WHAT IS EXPECTED
Write the material out again exactly as it stands.

DATA ENTRIES
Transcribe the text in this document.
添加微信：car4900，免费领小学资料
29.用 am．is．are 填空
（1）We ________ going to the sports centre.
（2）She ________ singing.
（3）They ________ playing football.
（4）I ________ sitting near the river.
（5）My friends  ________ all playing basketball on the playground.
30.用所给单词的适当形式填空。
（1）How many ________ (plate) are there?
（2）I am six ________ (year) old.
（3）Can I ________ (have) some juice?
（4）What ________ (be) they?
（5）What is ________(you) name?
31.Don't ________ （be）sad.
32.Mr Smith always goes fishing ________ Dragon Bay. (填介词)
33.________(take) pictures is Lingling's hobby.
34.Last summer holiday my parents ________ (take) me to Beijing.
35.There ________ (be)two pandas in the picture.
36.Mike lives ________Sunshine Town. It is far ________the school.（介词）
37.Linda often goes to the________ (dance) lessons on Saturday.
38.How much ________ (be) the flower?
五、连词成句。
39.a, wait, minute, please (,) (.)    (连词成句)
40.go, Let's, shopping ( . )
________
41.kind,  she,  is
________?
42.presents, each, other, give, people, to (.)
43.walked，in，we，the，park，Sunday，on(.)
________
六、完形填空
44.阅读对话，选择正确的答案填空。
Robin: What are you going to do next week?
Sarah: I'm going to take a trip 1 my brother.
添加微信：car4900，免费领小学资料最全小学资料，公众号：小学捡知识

TASK RESULT
Transcribe the text in this document.
添加微信：car4900，免费领小学资料
29.用 am．is．are 填空
（1）We ________ going to the sports centre.
（2）She ________ singing.
（3）They ________ playing football.
（4）I ________ sitting near the river.
（5）My friends  ________ all playing basketball on the playground.
30.用所给单词的适当形式填空。
（1）How many ________ (plate) are there?
（2）I am six ________ (year) old.
（3）Can I ________ (have) some juice?
（4）What ________ (be) they?
（5）What is ________(you) name?
31.Don't ________ （be）sad.
32.Mr Smith always goes fishing ________ Dragon Bay. (填介词)
33.________(take) pictures is Lingling's hobby.
34.Last summer holiday my parents ________ (take) me to Beijing.
35.There ________ (be)two pandas in the picture.
36.Mike lives ________Sunshine Town. It is far ________the school.（介词）
37.Linda often goes to the________ (dance) lessons on Saturday.
38.How much ________ (be) the flower?
五、连词成句。
39.a, wait, minute, please (,) (.)    (连词成句)
40.go, Let's, shopping ( . )
________
41.kind,  she,  is
________?
42.presents, each, other, give, people, to (.)
43.walked，in，we，the，park，Sunday，on(.)
________
六、完形填空
44.阅读对话，选择正确的答案填空。
Robin: What are you going to do next week?
Sarah: I'm going to take a trip 1 my brother.
添加微信：car4900，免费领小学资料最全小学资料，公众号：小学捡知识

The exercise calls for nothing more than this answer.